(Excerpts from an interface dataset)
-- Opening Marker --
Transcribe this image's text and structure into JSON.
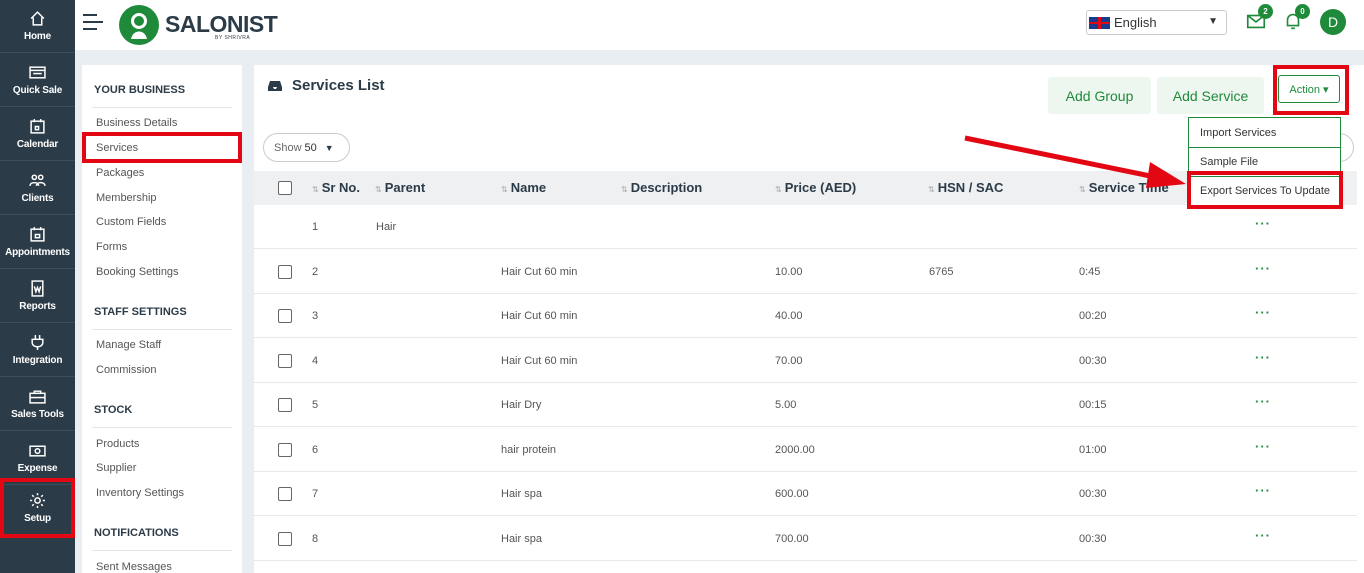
{
  "leftnav": {
    "items": [
      {
        "label": "Home",
        "icon": "home-icon"
      },
      {
        "label": "Quick Sale",
        "icon": "register-icon"
      },
      {
        "label": "Calendar",
        "icon": "calendar-icon"
      },
      {
        "label": "Clients",
        "icon": "clients-icon"
      },
      {
        "label": "Appointments",
        "icon": "appointment-icon"
      },
      {
        "label": "Reports",
        "icon": "report-icon"
      },
      {
        "label": "Integration",
        "icon": "plug-icon"
      },
      {
        "label": "Sales Tools",
        "icon": "briefcase-icon"
      },
      {
        "label": "Expense",
        "icon": "money-icon"
      },
      {
        "label": "Setup",
        "icon": "gear-icon"
      }
    ]
  },
  "topbar": {
    "brand": "SALONIST",
    "brand_sub": "BY SHRIVRA",
    "language": "English",
    "messages_count": "2",
    "notifications_count": "0",
    "avatar_initial": "D"
  },
  "settings": {
    "your_business": "YOUR BUSINESS",
    "business_items": [
      "Business Details",
      "Services",
      "Packages",
      "Membership",
      "Custom Fields",
      "Forms",
      "Booking Settings"
    ],
    "staff_settings": "STAFF SETTINGS",
    "staff_items": [
      "Manage Staff",
      "Commission"
    ],
    "stock": "STOCK",
    "stock_items": [
      "Products",
      "Supplier",
      "Inventory Settings"
    ],
    "notifications": "NOTIFICATIONS",
    "notification_items": [
      "Sent Messages"
    ]
  },
  "main": {
    "title": "Services List",
    "add_group": "Add Group",
    "add_service": "Add Service",
    "action": "Action ▾",
    "show_label": "Show",
    "show_value": "50",
    "columns": [
      "Sr No.",
      "Parent",
      "Name",
      "Description",
      "Price (AED)",
      "HSN / SAC",
      "Service Time"
    ],
    "rows": [
      {
        "sr": "1",
        "parent": "Hair",
        "name": "",
        "price": "",
        "hsn": "",
        "time": ""
      },
      {
        "sr": "2",
        "parent": "",
        "name": "Hair Cut 60 min",
        "price": "10.00",
        "hsn": "6765",
        "time": "0:45"
      },
      {
        "sr": "3",
        "parent": "",
        "name": "Hair Cut 60 min",
        "price": "40.00",
        "hsn": "",
        "time": "00:20"
      },
      {
        "sr": "4",
        "parent": "",
        "name": "Hair Cut 60 min",
        "price": "70.00",
        "hsn": "",
        "time": "00:30"
      },
      {
        "sr": "5",
        "parent": "",
        "name": "Hair Dry",
        "price": "5.00",
        "hsn": "",
        "time": "00:15"
      },
      {
        "sr": "6",
        "parent": "",
        "name": "hair protein",
        "price": "2000.00",
        "hsn": "",
        "time": "01:00"
      },
      {
        "sr": "7",
        "parent": "",
        "name": "Hair spa",
        "price": "600.00",
        "hsn": "",
        "time": "00:30"
      },
      {
        "sr": "8",
        "parent": "",
        "name": "Hair spa",
        "price": "700.00",
        "hsn": "",
        "time": "00:30"
      }
    ],
    "row_menu": "···",
    "action_menu": [
      "Import Services",
      "Sample File",
      "Export Services To Update"
    ]
  },
  "colors": {
    "accent": "#1f8a3a",
    "nav": "#2b3b47",
    "highlight": "#e30613"
  }
}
-- Closing Marker --
About this task >>
Make a copy of each line in the records above that has the word "Services".

Exercise result >>
      "Services",
    "title": "Services List",
      "Import Services",
      "Export Services To Update"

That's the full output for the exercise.